start The data

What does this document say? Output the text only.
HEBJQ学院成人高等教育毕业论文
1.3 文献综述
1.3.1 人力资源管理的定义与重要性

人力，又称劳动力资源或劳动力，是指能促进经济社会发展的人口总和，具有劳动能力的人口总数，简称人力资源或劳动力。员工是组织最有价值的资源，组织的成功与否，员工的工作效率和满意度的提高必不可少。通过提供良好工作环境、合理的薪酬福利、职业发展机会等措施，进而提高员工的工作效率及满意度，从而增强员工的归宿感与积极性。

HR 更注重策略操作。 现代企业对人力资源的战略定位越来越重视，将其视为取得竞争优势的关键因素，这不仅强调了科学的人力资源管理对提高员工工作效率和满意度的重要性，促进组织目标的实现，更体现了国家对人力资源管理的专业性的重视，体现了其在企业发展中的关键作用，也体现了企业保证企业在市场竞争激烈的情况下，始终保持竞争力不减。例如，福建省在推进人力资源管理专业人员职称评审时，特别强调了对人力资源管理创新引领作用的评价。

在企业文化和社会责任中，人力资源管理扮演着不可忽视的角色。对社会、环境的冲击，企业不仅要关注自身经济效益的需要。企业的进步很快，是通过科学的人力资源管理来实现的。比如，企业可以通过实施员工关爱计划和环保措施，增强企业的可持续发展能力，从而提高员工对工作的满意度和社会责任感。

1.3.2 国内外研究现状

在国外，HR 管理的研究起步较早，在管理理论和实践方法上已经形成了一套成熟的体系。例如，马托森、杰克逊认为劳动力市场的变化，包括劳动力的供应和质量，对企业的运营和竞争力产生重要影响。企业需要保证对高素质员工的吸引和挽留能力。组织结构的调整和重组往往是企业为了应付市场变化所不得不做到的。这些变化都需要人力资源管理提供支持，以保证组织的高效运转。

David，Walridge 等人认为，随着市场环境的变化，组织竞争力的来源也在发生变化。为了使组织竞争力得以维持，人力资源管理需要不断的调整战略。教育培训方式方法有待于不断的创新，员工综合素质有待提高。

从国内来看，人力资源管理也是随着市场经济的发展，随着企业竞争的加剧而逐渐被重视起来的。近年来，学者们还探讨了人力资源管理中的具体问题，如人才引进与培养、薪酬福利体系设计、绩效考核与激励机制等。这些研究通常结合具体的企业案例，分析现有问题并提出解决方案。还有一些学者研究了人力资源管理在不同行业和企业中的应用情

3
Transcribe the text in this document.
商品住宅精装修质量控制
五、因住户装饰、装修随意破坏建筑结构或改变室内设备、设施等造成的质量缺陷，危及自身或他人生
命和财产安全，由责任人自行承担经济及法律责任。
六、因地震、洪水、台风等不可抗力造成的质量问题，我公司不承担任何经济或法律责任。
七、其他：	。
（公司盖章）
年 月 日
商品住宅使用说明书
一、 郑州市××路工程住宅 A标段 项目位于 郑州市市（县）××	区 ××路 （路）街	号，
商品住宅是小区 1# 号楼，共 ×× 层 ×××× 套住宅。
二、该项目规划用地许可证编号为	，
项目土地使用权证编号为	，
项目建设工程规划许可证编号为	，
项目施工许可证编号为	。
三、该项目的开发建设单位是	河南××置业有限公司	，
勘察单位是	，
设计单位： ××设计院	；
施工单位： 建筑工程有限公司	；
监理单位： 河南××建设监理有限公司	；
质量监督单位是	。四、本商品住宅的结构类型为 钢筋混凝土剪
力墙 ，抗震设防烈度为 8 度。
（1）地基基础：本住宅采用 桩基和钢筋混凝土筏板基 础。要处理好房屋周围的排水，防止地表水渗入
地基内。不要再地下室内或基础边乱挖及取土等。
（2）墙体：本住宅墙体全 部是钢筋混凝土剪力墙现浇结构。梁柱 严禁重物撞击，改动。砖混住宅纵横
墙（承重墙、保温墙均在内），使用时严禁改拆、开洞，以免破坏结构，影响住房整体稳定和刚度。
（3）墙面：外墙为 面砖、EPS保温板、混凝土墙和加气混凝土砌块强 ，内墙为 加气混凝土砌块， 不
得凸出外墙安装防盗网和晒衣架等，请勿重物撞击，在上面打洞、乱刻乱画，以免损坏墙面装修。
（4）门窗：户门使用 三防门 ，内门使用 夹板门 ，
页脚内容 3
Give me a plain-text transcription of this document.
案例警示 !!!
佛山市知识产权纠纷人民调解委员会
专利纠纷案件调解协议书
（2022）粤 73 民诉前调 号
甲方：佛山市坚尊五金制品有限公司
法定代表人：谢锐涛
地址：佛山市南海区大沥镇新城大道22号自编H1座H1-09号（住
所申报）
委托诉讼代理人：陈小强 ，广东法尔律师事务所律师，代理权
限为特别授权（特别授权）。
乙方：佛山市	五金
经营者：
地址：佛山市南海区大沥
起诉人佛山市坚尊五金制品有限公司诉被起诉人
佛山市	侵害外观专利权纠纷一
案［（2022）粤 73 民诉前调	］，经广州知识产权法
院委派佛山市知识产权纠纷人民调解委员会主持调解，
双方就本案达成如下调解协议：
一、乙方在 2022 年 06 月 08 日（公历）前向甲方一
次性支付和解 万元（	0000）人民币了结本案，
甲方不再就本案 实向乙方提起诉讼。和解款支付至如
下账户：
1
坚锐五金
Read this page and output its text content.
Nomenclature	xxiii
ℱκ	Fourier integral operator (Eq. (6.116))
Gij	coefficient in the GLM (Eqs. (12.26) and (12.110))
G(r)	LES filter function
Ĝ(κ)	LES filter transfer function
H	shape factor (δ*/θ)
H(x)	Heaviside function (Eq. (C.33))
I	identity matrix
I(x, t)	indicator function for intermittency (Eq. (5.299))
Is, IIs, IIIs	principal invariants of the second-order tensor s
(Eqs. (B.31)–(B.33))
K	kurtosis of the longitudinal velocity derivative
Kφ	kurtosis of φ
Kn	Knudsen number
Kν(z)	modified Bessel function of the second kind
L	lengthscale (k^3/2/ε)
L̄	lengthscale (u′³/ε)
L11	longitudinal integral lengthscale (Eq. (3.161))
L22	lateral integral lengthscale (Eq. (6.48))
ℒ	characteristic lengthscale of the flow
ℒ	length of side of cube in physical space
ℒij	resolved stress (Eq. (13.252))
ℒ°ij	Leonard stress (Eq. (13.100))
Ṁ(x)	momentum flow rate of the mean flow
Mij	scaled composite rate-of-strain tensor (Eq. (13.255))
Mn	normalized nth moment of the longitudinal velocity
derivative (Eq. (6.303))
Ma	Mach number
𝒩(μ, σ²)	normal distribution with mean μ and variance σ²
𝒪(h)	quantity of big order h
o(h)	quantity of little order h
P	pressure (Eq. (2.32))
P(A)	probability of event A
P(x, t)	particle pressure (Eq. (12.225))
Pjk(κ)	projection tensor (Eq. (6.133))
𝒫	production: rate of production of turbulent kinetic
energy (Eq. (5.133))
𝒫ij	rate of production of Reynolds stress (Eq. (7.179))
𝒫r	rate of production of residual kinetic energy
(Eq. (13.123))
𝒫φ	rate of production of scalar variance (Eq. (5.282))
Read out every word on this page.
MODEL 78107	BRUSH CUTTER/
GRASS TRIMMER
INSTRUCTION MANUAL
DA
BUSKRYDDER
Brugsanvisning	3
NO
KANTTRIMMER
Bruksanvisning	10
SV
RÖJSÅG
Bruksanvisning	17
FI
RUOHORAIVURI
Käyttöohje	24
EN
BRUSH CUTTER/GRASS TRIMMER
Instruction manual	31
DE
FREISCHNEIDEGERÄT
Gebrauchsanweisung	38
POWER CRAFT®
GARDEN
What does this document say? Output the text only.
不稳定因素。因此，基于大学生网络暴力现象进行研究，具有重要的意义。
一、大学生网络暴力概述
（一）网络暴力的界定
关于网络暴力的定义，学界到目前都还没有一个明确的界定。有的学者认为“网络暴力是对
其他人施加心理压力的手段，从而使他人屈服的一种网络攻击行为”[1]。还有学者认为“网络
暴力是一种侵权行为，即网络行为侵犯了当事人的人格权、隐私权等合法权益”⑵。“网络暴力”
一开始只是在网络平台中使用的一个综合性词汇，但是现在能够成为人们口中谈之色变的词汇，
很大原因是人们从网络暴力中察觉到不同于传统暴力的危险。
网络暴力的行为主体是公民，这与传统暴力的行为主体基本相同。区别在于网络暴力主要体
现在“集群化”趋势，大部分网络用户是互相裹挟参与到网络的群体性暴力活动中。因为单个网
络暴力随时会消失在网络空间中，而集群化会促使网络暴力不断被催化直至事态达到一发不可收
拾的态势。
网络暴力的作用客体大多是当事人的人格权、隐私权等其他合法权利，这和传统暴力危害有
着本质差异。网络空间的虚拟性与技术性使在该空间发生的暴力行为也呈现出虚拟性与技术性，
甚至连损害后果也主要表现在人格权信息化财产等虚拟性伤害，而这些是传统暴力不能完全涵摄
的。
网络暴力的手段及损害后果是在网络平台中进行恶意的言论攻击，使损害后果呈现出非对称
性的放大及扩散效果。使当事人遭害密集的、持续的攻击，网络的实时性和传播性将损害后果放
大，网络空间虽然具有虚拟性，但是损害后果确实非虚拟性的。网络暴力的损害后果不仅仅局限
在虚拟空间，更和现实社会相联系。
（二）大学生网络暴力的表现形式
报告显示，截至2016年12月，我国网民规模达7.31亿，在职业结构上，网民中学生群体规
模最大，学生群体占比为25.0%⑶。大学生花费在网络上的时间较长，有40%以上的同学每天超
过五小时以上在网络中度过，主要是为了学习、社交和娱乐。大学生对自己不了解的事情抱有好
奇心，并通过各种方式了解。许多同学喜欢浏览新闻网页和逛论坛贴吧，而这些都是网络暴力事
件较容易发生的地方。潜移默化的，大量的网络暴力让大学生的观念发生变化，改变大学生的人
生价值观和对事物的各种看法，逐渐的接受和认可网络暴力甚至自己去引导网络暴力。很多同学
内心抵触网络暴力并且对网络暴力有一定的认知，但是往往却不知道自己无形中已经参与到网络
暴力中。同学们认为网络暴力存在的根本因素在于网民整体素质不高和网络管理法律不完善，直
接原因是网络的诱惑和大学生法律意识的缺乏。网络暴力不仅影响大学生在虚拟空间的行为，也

end The data

__The request__
The word "CUTTER" may occur in lines of the records. Report how many such lines there are, giving only the number.

__Output for this exercise__
2